Dataset records on visual material:
____

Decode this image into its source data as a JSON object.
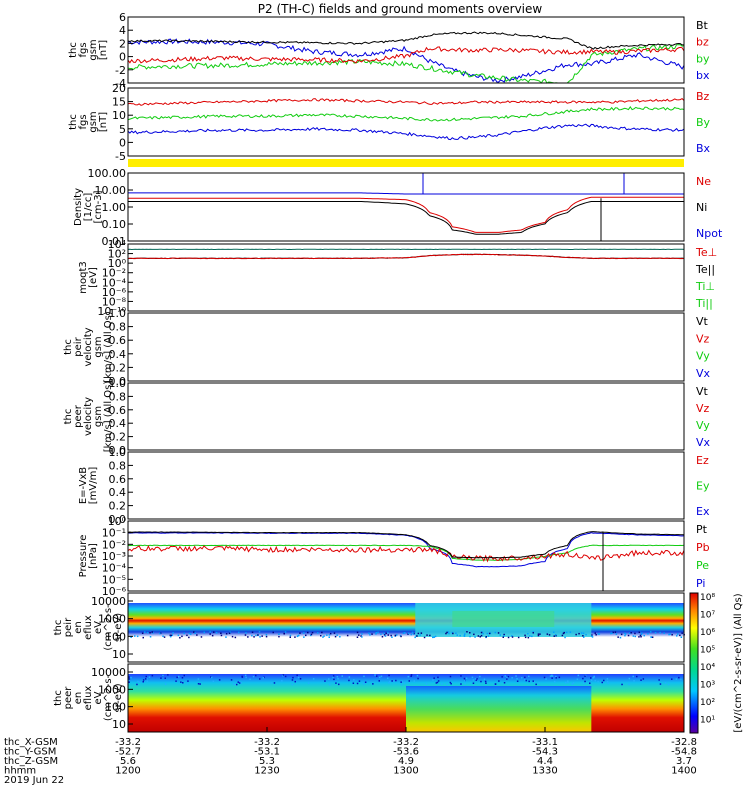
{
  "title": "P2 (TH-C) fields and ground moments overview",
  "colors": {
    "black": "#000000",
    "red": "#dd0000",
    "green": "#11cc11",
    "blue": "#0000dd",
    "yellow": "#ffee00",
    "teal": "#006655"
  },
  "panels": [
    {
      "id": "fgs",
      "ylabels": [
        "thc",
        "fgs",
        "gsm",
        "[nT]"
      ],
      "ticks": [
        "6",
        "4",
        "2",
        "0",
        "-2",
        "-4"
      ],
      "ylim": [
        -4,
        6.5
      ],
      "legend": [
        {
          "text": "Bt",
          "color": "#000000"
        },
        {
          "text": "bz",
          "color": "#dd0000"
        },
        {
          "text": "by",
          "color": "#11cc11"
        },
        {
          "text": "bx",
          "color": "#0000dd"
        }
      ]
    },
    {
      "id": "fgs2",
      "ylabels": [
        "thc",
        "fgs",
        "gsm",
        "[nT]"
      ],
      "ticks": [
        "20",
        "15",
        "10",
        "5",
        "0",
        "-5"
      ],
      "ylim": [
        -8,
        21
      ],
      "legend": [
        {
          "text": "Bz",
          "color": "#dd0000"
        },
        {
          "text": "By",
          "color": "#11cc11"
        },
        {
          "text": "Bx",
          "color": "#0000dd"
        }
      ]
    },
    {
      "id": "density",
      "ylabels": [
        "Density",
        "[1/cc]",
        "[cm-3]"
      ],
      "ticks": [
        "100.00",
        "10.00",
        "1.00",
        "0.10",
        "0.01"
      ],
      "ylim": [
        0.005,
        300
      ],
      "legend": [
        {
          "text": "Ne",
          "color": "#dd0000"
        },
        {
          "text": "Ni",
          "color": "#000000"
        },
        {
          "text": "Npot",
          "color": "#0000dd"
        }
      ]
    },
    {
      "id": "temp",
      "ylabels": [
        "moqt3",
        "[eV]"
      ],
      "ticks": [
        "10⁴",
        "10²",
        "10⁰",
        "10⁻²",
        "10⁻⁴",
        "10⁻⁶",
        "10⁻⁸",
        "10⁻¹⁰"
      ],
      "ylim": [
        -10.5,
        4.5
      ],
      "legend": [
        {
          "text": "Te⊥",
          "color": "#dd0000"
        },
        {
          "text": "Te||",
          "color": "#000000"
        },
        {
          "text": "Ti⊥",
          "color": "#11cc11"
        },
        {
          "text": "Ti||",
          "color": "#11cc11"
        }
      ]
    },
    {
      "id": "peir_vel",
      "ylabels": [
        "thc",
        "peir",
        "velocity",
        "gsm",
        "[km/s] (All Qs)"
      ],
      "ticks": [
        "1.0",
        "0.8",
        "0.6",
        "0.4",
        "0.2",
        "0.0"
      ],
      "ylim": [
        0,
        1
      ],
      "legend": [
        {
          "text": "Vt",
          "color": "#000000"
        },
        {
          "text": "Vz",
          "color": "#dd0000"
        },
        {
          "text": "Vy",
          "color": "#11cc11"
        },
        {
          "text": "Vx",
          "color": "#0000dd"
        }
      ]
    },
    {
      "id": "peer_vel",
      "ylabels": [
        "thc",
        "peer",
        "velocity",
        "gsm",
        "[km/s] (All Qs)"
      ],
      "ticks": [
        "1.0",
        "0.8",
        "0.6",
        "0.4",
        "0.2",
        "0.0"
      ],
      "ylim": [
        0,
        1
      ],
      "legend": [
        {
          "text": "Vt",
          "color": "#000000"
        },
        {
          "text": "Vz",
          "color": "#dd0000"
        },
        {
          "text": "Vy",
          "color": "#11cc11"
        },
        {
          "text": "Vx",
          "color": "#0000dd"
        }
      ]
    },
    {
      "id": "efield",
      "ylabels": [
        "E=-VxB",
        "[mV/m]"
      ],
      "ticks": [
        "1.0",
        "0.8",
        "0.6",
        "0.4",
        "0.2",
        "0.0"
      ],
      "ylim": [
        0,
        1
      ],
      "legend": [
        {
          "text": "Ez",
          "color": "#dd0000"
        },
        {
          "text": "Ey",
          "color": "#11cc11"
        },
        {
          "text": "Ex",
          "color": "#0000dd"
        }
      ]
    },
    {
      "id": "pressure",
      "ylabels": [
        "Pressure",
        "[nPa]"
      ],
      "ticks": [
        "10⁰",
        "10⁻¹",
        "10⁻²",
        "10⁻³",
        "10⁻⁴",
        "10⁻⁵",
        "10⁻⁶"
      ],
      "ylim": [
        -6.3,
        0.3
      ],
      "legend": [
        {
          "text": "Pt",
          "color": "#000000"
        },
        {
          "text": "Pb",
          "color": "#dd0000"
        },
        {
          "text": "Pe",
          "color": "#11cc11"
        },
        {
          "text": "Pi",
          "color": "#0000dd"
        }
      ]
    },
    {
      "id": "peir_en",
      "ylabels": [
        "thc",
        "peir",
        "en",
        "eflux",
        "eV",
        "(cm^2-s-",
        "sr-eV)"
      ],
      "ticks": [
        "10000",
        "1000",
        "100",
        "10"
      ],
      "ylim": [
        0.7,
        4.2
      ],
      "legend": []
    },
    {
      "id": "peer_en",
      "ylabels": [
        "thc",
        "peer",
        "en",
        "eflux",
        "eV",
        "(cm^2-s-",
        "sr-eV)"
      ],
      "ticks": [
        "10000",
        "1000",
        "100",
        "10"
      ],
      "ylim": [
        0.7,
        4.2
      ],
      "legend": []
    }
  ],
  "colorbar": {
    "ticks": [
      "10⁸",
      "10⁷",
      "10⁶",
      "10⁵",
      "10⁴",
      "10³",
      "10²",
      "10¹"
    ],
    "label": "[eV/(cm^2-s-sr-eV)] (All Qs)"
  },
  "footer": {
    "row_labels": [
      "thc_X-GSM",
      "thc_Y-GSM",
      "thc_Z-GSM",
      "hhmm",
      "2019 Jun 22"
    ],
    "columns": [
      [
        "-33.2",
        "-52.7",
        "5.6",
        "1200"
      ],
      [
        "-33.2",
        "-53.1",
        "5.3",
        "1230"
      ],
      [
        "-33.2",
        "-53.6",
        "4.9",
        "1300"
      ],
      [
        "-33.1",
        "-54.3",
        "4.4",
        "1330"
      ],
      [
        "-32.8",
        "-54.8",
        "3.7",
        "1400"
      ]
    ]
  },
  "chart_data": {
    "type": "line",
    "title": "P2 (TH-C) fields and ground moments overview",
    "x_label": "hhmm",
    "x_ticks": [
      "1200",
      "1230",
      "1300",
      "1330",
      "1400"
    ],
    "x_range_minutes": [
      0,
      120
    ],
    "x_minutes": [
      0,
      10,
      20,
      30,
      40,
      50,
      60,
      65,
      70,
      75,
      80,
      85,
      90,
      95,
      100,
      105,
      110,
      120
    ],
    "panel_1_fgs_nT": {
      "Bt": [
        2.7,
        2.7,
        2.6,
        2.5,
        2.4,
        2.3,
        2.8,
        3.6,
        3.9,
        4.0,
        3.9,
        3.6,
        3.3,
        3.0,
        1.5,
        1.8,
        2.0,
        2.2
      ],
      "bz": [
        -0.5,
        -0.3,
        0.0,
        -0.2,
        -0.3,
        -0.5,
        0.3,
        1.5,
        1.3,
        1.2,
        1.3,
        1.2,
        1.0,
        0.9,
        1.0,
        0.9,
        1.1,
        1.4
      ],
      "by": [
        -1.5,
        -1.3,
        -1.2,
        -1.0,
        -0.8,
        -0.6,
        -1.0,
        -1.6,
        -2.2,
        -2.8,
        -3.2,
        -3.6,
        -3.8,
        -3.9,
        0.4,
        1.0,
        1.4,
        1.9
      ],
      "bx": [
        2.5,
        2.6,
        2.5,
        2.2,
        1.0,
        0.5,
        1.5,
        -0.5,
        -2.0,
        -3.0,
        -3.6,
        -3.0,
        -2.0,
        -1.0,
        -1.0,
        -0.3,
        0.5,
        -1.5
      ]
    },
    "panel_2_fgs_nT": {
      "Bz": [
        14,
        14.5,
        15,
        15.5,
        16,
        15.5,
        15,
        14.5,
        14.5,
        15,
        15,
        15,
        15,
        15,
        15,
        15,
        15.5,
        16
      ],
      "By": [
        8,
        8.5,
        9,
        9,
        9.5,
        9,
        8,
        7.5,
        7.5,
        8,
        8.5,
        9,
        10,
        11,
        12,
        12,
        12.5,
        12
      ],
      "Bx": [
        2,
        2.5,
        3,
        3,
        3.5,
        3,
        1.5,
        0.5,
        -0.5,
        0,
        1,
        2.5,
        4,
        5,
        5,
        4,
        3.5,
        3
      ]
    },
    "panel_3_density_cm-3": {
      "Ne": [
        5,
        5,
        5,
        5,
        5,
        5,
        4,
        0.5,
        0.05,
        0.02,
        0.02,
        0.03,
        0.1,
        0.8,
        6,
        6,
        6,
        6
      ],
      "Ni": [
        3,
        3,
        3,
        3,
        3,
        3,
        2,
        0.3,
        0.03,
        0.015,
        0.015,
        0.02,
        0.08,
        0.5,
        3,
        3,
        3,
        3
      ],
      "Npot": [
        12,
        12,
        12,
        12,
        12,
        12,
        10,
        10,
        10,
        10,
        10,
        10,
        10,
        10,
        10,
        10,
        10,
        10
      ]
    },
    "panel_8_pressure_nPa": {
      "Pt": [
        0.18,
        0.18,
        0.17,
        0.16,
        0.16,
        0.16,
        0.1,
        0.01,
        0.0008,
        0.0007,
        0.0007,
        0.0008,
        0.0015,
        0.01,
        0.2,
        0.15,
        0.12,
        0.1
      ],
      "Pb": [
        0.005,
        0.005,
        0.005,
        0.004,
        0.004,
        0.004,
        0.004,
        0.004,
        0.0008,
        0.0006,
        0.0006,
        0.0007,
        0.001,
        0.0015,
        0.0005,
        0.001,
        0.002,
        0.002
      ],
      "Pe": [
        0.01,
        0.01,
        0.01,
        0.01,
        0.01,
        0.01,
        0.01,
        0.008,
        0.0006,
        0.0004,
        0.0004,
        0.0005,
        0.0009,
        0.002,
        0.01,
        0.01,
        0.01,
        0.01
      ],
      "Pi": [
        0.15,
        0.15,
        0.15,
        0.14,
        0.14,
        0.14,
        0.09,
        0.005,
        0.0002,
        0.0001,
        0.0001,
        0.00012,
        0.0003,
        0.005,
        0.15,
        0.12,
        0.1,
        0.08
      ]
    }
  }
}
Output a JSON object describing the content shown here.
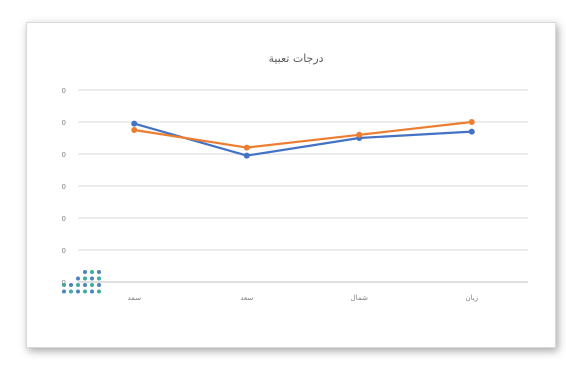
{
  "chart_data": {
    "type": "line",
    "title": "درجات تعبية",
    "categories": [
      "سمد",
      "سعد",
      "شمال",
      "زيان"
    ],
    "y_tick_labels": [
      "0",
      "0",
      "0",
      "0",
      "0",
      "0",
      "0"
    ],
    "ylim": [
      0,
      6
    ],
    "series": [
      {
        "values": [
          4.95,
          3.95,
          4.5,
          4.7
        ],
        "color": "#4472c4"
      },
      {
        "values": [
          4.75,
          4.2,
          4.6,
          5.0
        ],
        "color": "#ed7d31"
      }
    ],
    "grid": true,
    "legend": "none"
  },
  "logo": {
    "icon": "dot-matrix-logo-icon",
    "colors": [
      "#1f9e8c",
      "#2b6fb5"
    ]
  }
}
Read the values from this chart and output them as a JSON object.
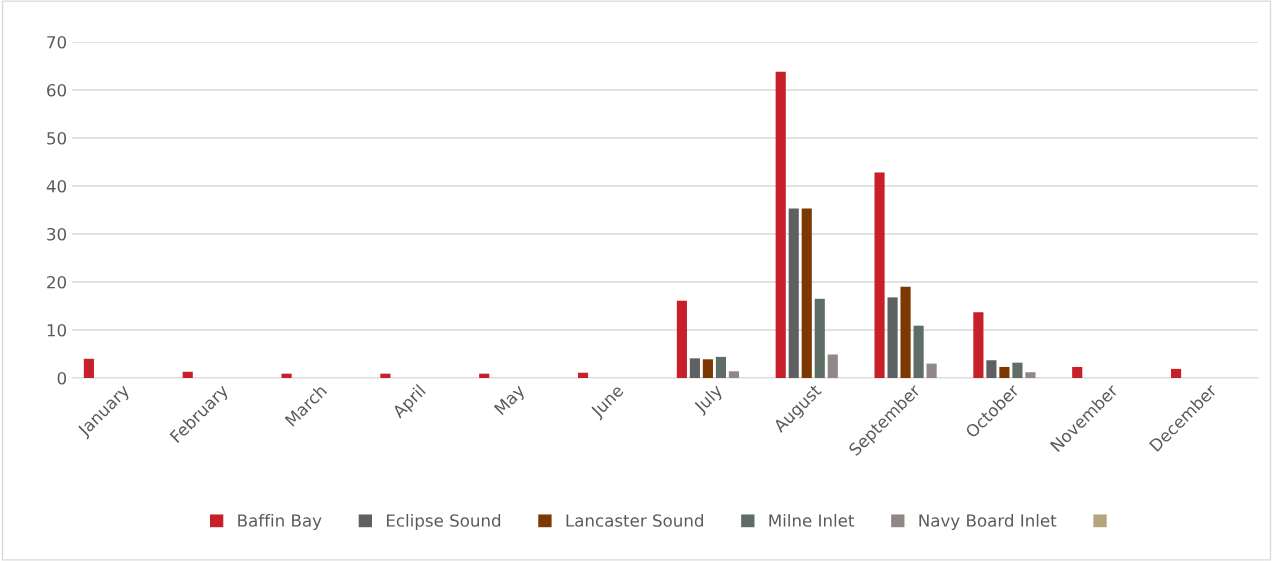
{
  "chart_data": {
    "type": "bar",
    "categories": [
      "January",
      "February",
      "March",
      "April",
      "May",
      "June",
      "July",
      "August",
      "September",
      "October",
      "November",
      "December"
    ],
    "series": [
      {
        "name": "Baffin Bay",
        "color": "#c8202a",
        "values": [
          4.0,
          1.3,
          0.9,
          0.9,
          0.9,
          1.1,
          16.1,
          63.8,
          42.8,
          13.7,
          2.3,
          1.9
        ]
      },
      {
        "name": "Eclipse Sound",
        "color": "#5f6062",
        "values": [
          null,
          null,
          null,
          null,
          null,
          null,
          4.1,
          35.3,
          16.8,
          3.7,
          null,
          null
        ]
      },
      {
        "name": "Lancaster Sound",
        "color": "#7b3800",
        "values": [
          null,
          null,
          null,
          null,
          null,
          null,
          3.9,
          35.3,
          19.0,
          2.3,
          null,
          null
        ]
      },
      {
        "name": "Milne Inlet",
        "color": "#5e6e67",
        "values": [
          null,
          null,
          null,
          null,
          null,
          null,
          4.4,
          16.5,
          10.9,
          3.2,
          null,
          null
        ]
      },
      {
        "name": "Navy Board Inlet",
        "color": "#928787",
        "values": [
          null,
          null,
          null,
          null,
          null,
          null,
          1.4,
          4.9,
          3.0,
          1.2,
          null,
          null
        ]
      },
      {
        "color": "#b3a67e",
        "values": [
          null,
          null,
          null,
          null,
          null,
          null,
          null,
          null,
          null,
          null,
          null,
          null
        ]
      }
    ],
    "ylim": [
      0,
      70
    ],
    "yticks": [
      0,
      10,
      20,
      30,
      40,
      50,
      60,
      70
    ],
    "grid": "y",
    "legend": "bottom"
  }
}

____

What you will do: Scan the material above. Copy each line that holds the word "fields".

Task output:
  "title": "P2 (TH-C) fields and ground moments overview",
    "title": "P2 (TH-C) fields and ground moments overview",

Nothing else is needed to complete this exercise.